** Start of INPUT RECORDS **
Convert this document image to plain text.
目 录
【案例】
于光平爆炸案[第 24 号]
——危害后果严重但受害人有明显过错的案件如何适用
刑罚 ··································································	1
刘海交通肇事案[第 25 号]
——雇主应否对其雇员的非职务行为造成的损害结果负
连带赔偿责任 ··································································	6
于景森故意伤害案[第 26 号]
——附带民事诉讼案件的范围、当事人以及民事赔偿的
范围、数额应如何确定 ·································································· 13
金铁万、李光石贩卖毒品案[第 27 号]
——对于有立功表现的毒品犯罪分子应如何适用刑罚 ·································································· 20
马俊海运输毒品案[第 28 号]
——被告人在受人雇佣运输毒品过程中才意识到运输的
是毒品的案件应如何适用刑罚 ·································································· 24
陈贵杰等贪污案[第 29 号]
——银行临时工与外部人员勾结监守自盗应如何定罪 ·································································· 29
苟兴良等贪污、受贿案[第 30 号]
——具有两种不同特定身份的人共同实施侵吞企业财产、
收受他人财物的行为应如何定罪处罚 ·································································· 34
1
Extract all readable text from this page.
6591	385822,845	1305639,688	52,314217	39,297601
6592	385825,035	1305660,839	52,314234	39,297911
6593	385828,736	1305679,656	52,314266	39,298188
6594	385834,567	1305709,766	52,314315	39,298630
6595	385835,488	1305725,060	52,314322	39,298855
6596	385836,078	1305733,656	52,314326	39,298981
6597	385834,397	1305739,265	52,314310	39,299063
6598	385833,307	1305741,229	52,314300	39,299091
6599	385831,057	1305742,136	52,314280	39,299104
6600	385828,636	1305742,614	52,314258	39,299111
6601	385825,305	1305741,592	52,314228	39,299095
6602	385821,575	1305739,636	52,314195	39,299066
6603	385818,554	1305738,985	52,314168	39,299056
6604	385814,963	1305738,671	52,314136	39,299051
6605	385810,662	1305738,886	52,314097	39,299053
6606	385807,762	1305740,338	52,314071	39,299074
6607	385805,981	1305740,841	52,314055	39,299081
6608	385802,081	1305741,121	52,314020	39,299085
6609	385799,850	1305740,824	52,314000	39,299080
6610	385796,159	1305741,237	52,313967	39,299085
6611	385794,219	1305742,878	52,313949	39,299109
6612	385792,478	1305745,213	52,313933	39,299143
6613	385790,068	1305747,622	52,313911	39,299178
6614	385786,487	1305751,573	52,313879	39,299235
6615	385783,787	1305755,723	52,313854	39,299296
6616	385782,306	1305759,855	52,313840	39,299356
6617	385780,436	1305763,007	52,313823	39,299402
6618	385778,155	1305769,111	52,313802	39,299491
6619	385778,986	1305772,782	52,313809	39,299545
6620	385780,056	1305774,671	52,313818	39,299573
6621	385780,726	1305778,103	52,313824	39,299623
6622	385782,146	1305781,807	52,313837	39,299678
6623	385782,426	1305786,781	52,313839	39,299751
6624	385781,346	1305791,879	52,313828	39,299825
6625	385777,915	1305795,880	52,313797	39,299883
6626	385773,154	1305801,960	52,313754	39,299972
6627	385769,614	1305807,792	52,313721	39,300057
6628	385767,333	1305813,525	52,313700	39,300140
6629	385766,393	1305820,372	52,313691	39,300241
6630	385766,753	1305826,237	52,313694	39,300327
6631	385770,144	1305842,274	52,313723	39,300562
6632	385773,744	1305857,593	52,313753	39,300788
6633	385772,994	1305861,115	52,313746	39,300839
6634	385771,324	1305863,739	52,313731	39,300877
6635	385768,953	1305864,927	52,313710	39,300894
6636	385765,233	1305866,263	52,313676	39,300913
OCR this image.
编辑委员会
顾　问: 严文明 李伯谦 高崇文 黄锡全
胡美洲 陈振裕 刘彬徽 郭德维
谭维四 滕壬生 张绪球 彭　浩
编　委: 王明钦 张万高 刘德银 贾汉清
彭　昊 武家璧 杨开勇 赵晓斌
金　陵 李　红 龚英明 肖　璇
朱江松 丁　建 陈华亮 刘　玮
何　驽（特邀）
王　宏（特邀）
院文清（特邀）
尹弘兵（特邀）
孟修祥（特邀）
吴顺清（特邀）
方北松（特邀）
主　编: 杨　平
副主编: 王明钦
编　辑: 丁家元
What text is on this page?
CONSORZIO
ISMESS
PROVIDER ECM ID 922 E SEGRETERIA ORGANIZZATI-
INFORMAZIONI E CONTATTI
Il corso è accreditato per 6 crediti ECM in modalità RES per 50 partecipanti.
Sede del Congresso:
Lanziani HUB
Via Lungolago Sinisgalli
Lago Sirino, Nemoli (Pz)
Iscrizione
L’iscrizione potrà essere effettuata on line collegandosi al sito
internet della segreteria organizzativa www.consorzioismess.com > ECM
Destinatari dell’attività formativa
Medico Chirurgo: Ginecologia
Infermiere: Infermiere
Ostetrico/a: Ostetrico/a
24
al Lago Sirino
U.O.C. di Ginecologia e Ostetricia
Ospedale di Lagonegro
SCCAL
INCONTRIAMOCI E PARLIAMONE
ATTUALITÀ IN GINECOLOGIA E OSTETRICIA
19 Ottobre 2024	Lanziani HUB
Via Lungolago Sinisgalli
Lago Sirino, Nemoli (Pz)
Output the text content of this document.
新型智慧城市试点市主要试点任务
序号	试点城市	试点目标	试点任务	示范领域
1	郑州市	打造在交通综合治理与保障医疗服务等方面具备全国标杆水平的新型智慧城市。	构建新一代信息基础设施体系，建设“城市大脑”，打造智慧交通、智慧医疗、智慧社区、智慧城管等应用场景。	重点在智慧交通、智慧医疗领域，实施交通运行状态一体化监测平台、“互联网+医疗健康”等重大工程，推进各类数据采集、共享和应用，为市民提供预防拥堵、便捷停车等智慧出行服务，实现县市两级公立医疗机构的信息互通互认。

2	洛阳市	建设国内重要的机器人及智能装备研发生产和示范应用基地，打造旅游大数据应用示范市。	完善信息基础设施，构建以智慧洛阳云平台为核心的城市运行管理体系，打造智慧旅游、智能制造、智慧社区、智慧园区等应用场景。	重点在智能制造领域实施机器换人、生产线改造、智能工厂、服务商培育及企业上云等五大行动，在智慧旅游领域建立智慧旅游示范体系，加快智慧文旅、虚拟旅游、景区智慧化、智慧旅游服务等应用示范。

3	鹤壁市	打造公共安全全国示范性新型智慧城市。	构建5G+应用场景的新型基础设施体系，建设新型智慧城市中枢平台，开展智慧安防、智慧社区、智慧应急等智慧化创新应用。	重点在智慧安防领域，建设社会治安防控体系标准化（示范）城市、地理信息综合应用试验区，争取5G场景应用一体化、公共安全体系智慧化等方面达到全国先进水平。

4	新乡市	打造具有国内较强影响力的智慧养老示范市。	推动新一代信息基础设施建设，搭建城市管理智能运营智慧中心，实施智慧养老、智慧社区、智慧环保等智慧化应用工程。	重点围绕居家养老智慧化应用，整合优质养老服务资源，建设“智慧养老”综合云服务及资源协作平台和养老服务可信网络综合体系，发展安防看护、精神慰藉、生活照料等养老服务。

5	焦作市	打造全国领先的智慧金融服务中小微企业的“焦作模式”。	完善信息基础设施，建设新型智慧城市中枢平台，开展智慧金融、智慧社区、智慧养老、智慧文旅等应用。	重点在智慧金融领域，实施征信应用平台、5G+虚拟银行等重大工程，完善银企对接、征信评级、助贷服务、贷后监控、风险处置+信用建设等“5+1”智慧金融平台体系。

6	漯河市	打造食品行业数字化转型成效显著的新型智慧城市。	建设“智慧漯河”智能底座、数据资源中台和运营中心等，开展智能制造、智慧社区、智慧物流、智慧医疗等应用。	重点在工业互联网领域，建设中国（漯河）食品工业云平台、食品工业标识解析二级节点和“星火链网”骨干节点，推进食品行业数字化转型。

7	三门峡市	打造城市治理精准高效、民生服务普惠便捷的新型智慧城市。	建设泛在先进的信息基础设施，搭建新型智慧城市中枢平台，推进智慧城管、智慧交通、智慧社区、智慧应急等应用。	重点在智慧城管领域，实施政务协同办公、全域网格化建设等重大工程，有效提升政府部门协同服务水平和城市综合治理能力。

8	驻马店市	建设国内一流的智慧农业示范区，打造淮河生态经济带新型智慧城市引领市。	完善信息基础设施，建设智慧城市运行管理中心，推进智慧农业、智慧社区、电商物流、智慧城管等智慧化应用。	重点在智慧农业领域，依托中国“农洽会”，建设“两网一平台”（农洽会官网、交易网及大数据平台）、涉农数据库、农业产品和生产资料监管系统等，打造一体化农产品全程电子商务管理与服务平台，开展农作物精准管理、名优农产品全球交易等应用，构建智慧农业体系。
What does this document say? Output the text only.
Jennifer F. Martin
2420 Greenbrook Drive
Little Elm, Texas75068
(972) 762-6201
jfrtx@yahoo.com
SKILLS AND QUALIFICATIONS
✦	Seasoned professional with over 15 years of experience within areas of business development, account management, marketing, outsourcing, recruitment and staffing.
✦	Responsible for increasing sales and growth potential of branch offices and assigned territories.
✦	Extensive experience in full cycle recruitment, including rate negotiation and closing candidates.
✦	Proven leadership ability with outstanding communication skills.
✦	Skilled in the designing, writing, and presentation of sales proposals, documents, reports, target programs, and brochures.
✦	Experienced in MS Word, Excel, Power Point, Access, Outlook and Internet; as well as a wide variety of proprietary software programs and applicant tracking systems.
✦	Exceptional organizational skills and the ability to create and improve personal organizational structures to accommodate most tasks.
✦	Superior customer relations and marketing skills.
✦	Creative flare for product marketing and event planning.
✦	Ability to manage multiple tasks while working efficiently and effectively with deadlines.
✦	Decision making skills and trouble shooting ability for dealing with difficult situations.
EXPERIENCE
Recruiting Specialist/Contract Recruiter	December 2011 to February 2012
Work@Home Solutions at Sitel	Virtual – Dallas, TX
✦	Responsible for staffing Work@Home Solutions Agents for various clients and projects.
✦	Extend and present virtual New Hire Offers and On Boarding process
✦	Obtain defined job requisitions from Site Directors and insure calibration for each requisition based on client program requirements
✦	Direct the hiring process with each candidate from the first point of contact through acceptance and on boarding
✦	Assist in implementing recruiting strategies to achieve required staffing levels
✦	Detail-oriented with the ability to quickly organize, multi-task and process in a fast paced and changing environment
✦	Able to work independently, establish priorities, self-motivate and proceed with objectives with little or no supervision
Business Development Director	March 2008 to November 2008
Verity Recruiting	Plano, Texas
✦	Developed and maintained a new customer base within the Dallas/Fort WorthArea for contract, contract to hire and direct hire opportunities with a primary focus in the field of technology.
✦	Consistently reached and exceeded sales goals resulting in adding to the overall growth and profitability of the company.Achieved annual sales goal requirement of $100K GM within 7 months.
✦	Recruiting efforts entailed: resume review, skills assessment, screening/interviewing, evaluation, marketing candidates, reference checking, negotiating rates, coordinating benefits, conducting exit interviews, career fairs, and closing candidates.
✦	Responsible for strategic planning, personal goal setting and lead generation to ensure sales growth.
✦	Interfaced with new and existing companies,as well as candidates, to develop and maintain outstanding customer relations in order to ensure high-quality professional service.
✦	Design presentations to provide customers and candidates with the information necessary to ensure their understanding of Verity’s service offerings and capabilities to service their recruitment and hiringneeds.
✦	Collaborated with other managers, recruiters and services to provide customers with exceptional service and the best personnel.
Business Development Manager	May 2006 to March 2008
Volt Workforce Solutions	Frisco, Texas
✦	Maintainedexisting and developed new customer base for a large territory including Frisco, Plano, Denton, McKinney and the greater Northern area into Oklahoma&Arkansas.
** End of INPUT RECORDS **
## WRITTEN EXERCISE
Reply with nothing except the number of lines in the listing above that include the string "tasks".

## RESULT BELOW
2